• PROMPT
Hunt for the word "this" across the entries below, copying each line that holds it.

— begin RECORDED DATA —

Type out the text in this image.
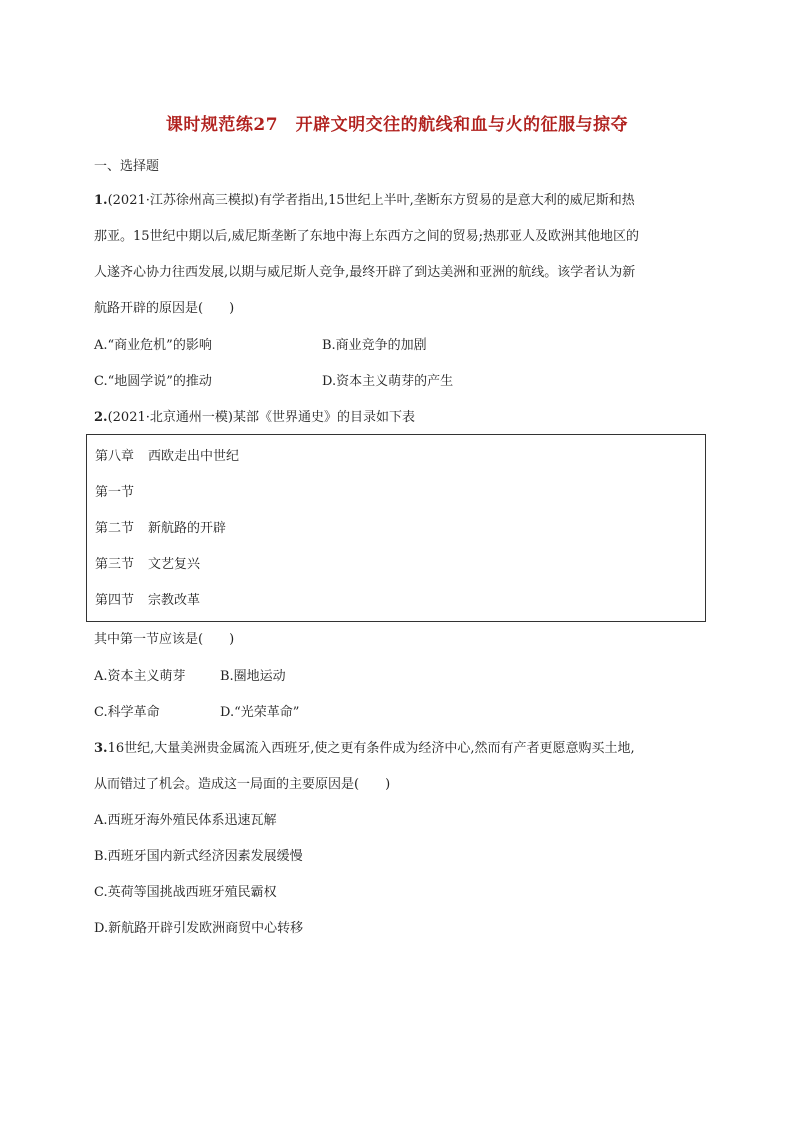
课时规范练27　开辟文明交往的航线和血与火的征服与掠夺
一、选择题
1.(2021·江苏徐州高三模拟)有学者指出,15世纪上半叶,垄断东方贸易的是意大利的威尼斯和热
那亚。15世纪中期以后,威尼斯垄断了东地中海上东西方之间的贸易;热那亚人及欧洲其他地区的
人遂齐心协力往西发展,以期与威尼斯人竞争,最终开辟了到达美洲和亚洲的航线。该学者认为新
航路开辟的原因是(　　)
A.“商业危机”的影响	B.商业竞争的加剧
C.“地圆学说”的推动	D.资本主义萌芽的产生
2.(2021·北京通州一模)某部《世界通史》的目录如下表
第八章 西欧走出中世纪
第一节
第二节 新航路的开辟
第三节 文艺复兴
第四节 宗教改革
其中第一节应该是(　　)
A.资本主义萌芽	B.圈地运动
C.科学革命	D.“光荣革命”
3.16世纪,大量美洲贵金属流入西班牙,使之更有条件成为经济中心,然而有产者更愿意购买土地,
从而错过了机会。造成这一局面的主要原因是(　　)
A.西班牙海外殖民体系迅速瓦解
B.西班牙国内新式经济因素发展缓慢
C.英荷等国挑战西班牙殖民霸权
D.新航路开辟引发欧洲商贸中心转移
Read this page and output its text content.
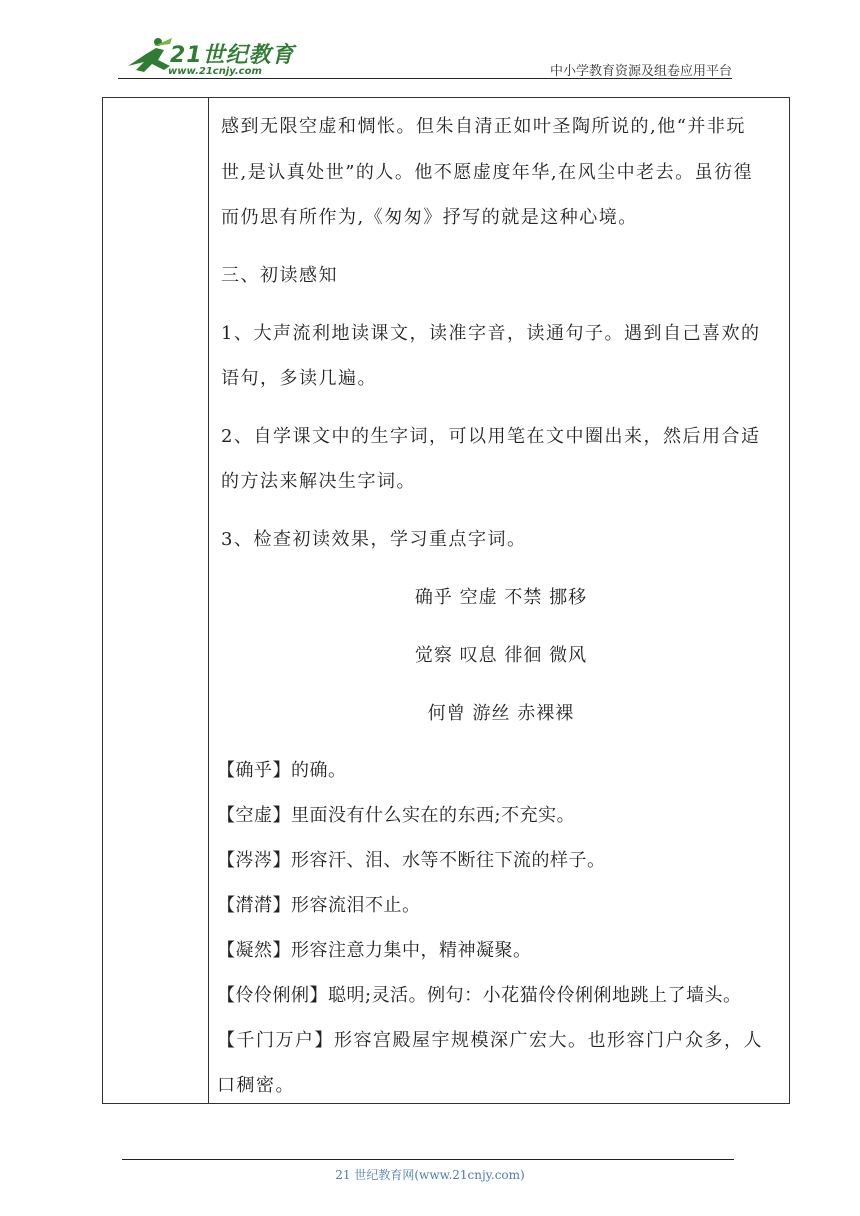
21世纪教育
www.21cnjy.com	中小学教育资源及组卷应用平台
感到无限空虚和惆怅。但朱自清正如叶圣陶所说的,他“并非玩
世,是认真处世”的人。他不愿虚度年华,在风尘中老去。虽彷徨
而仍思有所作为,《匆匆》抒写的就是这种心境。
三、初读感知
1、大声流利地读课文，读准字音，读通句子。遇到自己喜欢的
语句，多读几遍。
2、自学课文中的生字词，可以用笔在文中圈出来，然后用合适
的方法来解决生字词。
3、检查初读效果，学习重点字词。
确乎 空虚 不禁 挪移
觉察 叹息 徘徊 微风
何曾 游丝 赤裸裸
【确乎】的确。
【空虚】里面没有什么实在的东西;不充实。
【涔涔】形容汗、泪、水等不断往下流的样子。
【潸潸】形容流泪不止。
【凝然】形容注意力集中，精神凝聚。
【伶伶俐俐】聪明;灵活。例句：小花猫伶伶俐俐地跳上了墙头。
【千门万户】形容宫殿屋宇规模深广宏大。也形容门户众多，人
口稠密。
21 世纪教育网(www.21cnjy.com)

— end RECORDED DATA —

• CORRECT OUTPUT
Type out the text in this image.
Read this page and output its text content.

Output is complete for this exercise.